Stated task> Reproduce the listing below word for word, from its first line through the line containing "post-caption: luuhuonggiang Mọi".

Material to process>
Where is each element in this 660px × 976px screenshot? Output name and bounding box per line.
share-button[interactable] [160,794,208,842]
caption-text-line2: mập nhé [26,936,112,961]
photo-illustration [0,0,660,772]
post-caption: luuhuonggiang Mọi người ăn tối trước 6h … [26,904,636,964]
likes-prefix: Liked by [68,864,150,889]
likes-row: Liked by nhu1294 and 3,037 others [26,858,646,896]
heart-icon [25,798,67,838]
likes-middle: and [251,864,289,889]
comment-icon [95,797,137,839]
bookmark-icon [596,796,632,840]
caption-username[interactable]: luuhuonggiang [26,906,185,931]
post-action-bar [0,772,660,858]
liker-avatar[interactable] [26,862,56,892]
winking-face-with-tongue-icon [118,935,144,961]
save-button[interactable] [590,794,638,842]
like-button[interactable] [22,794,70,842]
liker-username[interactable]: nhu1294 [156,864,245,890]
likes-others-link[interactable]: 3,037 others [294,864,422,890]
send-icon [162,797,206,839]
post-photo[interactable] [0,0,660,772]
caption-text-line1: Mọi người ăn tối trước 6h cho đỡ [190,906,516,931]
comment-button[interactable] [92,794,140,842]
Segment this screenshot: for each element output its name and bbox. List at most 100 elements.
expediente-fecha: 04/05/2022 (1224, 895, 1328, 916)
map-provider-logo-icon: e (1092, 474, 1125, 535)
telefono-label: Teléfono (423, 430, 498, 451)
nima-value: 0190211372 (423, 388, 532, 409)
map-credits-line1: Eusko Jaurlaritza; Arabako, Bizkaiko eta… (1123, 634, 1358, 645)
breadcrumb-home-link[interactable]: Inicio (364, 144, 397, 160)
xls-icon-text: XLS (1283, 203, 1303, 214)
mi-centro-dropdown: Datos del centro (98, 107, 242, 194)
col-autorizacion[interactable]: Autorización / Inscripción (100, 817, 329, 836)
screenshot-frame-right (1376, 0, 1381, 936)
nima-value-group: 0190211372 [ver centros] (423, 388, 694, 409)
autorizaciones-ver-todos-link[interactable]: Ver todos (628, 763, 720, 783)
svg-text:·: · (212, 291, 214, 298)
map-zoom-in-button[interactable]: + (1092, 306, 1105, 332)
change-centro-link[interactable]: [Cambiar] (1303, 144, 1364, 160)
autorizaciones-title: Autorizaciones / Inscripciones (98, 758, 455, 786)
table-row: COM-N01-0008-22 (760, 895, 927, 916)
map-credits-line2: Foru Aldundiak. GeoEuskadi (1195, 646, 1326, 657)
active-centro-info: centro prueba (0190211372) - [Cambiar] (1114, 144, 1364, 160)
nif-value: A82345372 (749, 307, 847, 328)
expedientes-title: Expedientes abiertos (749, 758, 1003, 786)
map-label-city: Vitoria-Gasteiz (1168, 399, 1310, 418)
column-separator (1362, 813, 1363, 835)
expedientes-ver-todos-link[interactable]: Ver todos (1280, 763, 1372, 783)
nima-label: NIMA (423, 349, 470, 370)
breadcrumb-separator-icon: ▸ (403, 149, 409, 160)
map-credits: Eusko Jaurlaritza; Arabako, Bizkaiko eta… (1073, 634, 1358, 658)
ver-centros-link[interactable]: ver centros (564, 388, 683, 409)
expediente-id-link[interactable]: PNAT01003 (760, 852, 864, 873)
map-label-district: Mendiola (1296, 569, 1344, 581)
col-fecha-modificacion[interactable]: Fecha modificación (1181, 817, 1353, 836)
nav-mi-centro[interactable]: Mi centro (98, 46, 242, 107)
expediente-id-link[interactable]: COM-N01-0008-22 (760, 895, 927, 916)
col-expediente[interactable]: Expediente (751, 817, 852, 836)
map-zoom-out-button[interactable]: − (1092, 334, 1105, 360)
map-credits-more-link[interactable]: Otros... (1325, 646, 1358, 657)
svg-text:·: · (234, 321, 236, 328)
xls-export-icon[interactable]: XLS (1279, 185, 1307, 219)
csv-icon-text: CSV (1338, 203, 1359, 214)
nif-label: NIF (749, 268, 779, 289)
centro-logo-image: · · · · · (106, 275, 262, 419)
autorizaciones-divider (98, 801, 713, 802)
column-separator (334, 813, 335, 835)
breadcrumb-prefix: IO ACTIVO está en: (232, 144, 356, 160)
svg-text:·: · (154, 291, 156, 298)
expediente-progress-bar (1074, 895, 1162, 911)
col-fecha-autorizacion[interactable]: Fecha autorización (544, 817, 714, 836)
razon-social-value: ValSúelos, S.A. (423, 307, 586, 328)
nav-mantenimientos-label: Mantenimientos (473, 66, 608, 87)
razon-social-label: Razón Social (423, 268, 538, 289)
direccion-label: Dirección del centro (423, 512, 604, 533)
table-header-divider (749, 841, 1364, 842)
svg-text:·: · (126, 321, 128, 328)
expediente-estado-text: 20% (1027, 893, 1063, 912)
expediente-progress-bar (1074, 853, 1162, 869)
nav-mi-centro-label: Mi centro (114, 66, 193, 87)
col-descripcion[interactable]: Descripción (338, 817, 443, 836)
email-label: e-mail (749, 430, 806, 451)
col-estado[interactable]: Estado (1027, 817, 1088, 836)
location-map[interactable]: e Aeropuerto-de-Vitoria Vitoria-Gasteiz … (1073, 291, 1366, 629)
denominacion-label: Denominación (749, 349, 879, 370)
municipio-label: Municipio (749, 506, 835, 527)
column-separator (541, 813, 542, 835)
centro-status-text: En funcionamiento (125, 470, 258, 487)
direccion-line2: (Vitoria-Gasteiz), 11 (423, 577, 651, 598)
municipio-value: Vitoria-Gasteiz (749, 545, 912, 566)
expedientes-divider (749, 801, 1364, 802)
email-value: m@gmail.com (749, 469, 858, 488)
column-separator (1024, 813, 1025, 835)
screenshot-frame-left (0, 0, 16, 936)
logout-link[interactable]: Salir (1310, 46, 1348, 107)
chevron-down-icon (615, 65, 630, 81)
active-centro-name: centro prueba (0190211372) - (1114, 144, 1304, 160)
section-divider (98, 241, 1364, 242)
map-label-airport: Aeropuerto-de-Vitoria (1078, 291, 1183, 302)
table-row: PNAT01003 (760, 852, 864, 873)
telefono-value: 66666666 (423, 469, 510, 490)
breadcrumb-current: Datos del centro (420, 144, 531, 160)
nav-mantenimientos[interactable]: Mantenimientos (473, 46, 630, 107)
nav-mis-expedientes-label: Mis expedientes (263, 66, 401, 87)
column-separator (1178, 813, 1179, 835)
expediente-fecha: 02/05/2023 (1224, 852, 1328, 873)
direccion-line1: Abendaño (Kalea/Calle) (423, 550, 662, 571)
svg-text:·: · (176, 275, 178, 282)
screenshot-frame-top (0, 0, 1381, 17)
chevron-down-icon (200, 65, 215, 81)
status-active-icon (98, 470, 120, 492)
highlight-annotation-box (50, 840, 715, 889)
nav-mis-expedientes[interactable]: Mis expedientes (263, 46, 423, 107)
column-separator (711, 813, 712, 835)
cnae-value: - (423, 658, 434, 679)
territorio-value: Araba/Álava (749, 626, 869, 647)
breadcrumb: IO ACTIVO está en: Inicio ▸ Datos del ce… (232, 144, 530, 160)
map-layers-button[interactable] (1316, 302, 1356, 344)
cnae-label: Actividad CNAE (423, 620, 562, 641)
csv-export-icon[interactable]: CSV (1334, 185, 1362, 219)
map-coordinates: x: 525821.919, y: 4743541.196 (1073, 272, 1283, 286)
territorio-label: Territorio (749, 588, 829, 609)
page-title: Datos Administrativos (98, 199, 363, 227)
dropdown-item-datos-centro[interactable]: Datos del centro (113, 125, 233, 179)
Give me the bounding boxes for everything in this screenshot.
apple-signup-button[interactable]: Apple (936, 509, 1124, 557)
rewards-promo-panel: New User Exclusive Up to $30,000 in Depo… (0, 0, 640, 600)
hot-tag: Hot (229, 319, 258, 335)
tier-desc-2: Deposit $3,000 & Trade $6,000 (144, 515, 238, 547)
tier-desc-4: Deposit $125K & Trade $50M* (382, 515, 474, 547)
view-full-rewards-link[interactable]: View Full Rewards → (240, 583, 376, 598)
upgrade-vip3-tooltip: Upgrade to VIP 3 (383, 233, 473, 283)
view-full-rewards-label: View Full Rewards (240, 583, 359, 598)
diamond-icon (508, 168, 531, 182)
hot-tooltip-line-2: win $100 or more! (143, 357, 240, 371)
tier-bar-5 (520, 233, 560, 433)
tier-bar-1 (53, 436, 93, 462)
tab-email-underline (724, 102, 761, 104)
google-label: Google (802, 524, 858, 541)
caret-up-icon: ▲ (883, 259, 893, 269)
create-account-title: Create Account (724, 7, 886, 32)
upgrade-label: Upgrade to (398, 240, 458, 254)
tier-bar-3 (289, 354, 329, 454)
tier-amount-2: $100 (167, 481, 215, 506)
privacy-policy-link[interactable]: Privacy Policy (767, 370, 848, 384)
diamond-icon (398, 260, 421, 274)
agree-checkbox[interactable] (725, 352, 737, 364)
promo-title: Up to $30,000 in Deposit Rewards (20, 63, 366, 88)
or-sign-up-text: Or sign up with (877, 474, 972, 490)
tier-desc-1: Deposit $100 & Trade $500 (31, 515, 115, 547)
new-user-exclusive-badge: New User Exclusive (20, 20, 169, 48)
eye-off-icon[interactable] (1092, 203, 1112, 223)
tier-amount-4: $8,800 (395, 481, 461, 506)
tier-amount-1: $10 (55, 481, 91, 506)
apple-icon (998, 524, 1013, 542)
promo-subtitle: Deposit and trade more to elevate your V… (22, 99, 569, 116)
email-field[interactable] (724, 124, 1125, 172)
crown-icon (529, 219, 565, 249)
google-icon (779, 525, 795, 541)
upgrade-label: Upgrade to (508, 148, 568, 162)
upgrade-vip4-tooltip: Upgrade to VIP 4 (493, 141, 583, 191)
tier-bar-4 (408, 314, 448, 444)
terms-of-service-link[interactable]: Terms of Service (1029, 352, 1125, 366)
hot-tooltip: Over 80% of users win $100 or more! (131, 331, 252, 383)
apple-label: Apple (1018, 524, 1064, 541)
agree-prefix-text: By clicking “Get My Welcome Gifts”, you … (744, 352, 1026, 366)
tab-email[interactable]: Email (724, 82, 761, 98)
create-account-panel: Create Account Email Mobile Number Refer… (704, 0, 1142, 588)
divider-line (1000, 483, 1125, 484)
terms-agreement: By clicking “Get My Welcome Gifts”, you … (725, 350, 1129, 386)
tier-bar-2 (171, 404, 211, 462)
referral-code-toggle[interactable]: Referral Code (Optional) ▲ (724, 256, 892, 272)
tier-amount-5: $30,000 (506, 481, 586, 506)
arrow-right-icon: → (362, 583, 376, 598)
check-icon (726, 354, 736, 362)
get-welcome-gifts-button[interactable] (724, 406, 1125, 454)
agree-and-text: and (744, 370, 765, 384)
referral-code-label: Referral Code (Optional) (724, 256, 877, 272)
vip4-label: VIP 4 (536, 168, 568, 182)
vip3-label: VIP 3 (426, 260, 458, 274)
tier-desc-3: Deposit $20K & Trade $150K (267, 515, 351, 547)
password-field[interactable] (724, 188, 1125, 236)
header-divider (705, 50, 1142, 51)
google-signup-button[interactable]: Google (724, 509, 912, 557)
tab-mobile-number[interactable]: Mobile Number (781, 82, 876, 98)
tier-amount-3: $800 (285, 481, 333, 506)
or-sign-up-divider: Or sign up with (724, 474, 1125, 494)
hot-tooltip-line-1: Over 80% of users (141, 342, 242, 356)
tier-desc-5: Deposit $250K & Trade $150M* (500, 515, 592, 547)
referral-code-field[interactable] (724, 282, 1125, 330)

Expected answer>
Where is each element in this 660px × 976px screenshot? Output name and bounding box per line.
share-button[interactable] [160,794,208,842]
caption-text-line2: mập nhé [26,936,112,961]
photo-illustration [0,0,660,772]
post-caption: luuhuonggiang Mọi người ăn tối trước 6h … [26,904,636,964]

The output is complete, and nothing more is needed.